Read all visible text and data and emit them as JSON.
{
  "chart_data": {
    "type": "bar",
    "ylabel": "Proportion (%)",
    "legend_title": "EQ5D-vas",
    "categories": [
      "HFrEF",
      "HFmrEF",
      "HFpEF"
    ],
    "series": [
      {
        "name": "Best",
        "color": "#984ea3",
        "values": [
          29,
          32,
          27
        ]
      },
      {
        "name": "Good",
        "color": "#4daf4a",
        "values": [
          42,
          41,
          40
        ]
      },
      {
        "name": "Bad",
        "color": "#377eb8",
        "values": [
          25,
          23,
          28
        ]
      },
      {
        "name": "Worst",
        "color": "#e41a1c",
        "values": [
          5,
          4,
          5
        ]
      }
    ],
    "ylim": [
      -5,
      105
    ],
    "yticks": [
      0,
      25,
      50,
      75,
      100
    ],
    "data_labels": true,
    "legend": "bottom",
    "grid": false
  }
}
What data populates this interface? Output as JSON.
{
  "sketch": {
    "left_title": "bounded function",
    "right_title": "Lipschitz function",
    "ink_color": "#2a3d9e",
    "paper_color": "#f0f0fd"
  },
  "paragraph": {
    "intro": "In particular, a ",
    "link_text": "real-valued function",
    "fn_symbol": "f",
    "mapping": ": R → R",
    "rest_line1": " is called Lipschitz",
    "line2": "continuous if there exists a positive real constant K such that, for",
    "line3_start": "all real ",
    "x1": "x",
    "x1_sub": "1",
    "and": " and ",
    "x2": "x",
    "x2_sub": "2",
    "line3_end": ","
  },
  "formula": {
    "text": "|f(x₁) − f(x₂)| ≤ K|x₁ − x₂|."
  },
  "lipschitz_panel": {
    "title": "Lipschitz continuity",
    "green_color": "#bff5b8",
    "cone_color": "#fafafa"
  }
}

--------------------------------

AIM OF THE EXERCISE → Extract the whole listing, character for character.

THE REPLY →
Read all visible text and data and emit them as JSON.
{
  "chart_data": {
    "type": "bar",
    "ylabel": "Proportion (%)",
    "legend_title": "EQ5D-vas",
    "categories": [
      "HFrEF",
      "HFmrEF",
      "HFpEF"
    ],
    "series": [
      {
        "name": "Best",
        "color": "#984ea3",
        "values": [
          29,
          32,
          27
        ]
      },
      {
        "name": "Good",
        "color": "#4daf4a",
        "values": [
          42,
          41,
          40
        ]
      },
      {
        "name": "Bad",
        "color": "#377eb8",
        "values": [
          25,
          23,
          28
        ]
      },
      {
        "name": "Worst",
        "color": "#e41a1c",
        "values": [
          5,
          4,
          5
        ]
      }
    ],
    "ylim": [
      -5,
      105
    ],
    "yticks": [
      0,
      25,
      50,
      75,
      100
    ],
    "data_labels": true,
    "legend": "bottom",
    "grid": false
  }
}
What data populates this interface? Output as JSON.
{
  "sketch": {
    "left_title": "bounded function",
    "right_title": "Lipschitz function",
    "ink_color": "#2a3d9e",
    "paper_color": "#f0f0fd"
  },
  "paragraph": {
    "intro": "In particular, a ",
    "link_text": "real-valued function",
    "fn_symbol": "f",
    "mapping": ": R → R",
    "rest_line1": " is called Lipschitz",
    "line2": "continuous if there exists a positive real constant K such that, for",
    "line3_start": "all real ",
    "x1": "x",
    "x1_sub": "1",
    "and": " and ",
    "x2": "x",
    "x2_sub": "2",
    "line3_end": ","
  },
  "formula": {
    "text": "|f(x₁) − f(x₂)| ≤ K|x₁ − x₂|."
  },
  "lipschitz_panel": {
    "title": "Lipschitz continuity",
    "green_color": "#bff5b8",
    "cone_color": "#fafafa"
  }
}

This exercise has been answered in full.